- [Goal]
Extract every line below, verbatim.
* Begin Provided records *
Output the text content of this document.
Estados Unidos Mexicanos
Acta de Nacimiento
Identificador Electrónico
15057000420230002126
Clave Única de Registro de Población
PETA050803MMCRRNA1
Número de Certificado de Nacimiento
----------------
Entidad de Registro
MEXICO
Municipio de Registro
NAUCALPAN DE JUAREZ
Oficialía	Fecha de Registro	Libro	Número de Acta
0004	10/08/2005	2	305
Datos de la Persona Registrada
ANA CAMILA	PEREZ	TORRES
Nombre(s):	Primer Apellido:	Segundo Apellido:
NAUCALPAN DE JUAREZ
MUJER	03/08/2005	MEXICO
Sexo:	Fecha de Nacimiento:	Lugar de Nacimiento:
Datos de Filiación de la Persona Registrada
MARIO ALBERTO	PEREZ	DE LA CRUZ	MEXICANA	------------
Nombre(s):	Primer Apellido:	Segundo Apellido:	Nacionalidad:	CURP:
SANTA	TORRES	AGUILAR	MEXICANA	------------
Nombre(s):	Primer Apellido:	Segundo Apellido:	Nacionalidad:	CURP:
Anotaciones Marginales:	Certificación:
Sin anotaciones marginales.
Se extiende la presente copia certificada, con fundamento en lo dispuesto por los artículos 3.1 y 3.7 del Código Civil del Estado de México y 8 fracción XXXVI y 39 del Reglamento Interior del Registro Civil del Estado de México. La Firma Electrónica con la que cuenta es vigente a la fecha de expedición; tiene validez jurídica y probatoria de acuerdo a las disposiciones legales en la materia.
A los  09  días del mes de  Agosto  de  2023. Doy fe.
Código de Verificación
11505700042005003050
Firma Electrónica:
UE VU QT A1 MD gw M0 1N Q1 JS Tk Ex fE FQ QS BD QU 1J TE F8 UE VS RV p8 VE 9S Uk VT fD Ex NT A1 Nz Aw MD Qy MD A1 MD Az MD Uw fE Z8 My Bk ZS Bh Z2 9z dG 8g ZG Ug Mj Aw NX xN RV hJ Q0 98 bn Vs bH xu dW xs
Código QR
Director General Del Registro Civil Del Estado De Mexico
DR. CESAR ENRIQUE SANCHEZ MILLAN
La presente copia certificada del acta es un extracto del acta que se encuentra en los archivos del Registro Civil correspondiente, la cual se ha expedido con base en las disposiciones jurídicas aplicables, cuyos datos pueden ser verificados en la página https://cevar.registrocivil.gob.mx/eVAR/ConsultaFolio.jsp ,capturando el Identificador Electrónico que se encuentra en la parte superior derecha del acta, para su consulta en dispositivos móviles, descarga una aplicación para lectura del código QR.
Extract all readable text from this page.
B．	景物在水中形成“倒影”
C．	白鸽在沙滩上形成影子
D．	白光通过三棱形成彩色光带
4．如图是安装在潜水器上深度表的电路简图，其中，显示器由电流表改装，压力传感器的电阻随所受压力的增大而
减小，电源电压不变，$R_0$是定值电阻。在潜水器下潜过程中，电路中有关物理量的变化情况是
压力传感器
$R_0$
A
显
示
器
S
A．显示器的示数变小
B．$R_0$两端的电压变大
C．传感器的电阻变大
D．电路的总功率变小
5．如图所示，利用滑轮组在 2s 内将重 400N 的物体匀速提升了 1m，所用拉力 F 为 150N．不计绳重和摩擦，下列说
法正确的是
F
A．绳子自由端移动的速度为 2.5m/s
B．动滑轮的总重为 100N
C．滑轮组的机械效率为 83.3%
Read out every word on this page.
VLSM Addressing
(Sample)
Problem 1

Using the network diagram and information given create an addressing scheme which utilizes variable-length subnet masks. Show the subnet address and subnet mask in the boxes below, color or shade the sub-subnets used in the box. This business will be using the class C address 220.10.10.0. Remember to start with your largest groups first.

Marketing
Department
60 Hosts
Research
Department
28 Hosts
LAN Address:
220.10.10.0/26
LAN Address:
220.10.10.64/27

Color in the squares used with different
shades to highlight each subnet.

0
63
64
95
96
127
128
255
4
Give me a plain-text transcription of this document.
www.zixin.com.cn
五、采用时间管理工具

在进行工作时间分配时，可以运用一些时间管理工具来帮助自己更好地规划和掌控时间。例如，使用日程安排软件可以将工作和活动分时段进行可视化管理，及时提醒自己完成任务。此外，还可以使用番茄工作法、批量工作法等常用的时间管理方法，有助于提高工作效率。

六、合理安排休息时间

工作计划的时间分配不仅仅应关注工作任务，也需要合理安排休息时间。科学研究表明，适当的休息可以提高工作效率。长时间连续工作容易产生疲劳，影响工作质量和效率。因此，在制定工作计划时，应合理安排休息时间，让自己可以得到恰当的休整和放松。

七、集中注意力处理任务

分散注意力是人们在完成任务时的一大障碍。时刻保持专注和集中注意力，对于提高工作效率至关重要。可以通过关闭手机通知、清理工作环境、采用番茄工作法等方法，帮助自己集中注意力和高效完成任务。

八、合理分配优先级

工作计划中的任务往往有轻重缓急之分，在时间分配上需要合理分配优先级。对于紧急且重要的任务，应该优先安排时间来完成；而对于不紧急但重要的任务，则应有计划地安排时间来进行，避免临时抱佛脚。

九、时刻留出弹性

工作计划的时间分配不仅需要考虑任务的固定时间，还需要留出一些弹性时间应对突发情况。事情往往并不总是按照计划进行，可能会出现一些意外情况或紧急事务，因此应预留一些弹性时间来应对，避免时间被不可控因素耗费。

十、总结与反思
* End Provided records *
- [The reply]
Output the text content of this document.
Estados Unidos Mexicanos
Acta de Nacimiento
Identificador Electrónico
15057000420230002126
Clave Única de Registro de Población
PETA050803MMCRRNA1
Número de Certificado de Nacimiento
----------------
Entidad de Registro
MEXICO
Municipio de Registro
NAUCALPAN DE JUAREZ
Oficialía	Fecha de Registro	Libro	Número de Acta
0004	10/08/2005	2	305
Datos de la Persona Registrada
ANA CAMILA	PEREZ	TORRES
Nombre(s):	Primer Apellido:	Segundo Apellido:
NAUCALPAN DE JUAREZ
MUJER	03/08/2005	MEXICO
Sexo:	Fecha de Nacimiento:	Lugar de Nacimiento:
Datos de Filiación de la Persona Registrada
MARIO ALBERTO	PEREZ	DE LA CRUZ	MEXICANA	------------
Nombre(s):	Primer Apellido:	Segundo Apellido:	Nacionalidad:	CURP:
SANTA	TORRES	AGUILAR	MEXICANA	------------
Nombre(s):	Primer Apellido:	Segundo Apellido:	Nacionalidad:	CURP:
Anotaciones Marginales:	Certificación:
Sin anotaciones marginales.
Se extiende la presente copia certificada, con fundamento en lo dispuesto por los artículos 3.1 y 3.7 del Código Civil del Estado de México y 8 fracción XXXVI y 39 del Reglamento Interior del Registro Civil del Estado de México. La Firma Electrónica con la que cuenta es vigente a la fecha de expedición; tiene validez jurídica y probatoria de acuerdo a las disposiciones legales en la materia.
A los  09  días del mes de  Agosto  de  2023. Doy fe.
Código de Verificación
11505700042005003050
Firma Electrónica:
UE VU QT A1 MD gw M0 1N Q1 JS Tk Ex fE FQ QS BD QU 1J TE F8 UE VS RV p8 VE 9S Uk VT fD Ex NT A1 Nz Aw MD Qy MD A1 MD Az MD Uw fE Z8 My Bk ZS Bh Z2 9z dG 8g ZG Ug Mj Aw NX xN RV hJ Q0 98 bn Vs bH xu dW xs
Código QR
Director General Del Registro Civil Del Estado De Mexico
DR. CESAR ENRIQUE SANCHEZ MILLAN
La presente copia certificada del acta es un extracto del acta que se encuentra en los archivos del Registro Civil correspondiente, la cual se ha expedido con base en las disposiciones jurídicas aplicables, cuyos datos pueden ser verificados en la página https://cevar.registrocivil.gob.mx/eVAR/ConsultaFolio.jsp ,capturando el Identificador Electrónico que se encuentra en la parte superior derecha del acta, para su consulta en dispositivos móviles, descarga una aplicación para lectura del código QR.
Extract all readable text from this page.
B．	景物在水中形成“倒影”
C．	白鸽在沙滩上形成影子
D．	白光通过三棱形成彩色光带
4．如图是安装在潜水器上深度表的电路简图，其中，显示器由电流表改装，压力传感器的电阻随所受压力的增大而
减小，电源电压不变，$R_0$是定值电阻。在潜水器下潜过程中，电路中有关物理量的变化情况是
压力传感器
$R_0$
A
显
示
器
S
A．显示器的示数变小
B．$R_0$两端的电压变大
C．传感器的电阻变大
D．电路的总功率变小
5．如图所示，利用滑轮组在 2s 内将重 400N 的物体匀速提升了 1m，所用拉力 F 为 150N．不计绳重和摩擦，下列说
法正确的是
F
A．绳子自由端移动的速度为 2.5m/s
B．动滑轮的总重为 100N
C．滑轮组的机械效率为 83.3%
Read out every word on this page.
VLSM Addressing
(Sample)
Problem 1

Using the network diagram and information given create an addressing scheme which utilizes variable-length subnet masks. Show the subnet address and subnet mask in the boxes below, color or shade the sub-subnets used in the box. This business will be using the class C address 220.10.10.0. Remember to start with your largest groups first.

Marketing
Department
60 Hosts
Research
Department
28 Hosts
LAN Address:
220.10.10.0/26
LAN Address:
220.10.10.64/27

Color in the squares used with different
shades to highlight each subnet.

0
63
64
95
96
127
128
255
4
Give me a plain-text transcription of this document.
www.zixin.com.cn
五、采用时间管理工具

在进行工作时间分配时，可以运用一些时间管理工具来帮助自己更好地规划和掌控时间。例如，使用日程安排软件可以将工作和活动分时段进行可视化管理，及时提醒自己完成任务。此外，还可以使用番茄工作法、批量工作法等常用的时间管理方法，有助于提高工作效率。

六、合理安排休息时间

工作计划的时间分配不仅仅应关注工作任务，也需要合理安排休息时间。科学研究表明，适当的休息可以提高工作效率。长时间连续工作容易产生疲劳，影响工作质量和效率。因此，在制定工作计划时，应合理安排休息时间，让自己可以得到恰当的休整和放松。

七、集中注意力处理任务

分散注意力是人们在完成任务时的一大障碍。时刻保持专注和集中注意力，对于提高工作效率至关重要。可以通过关闭手机通知、清理工作环境、采用番茄工作法等方法，帮助自己集中注意力和高效完成任务。

八、合理分配优先级

工作计划中的任务往往有轻重缓急之分，在时间分配上需要合理分配优先级。对于紧急且重要的任务，应该优先安排时间来完成；而对于不紧急但重要的任务，则应有计划地安排时间来进行，避免临时抱佛脚。

九、时刻留出弹性

工作计划的时间分配不仅需要考虑任务的固定时间，还需要留出一些弹性时间应对突发情况。事情往往并不总是按照计划进行，可能会出现一些意外情况或紧急事务，因此应预留一些弹性时间来应对，避免时间被不可控因素耗费。

十、总结与反思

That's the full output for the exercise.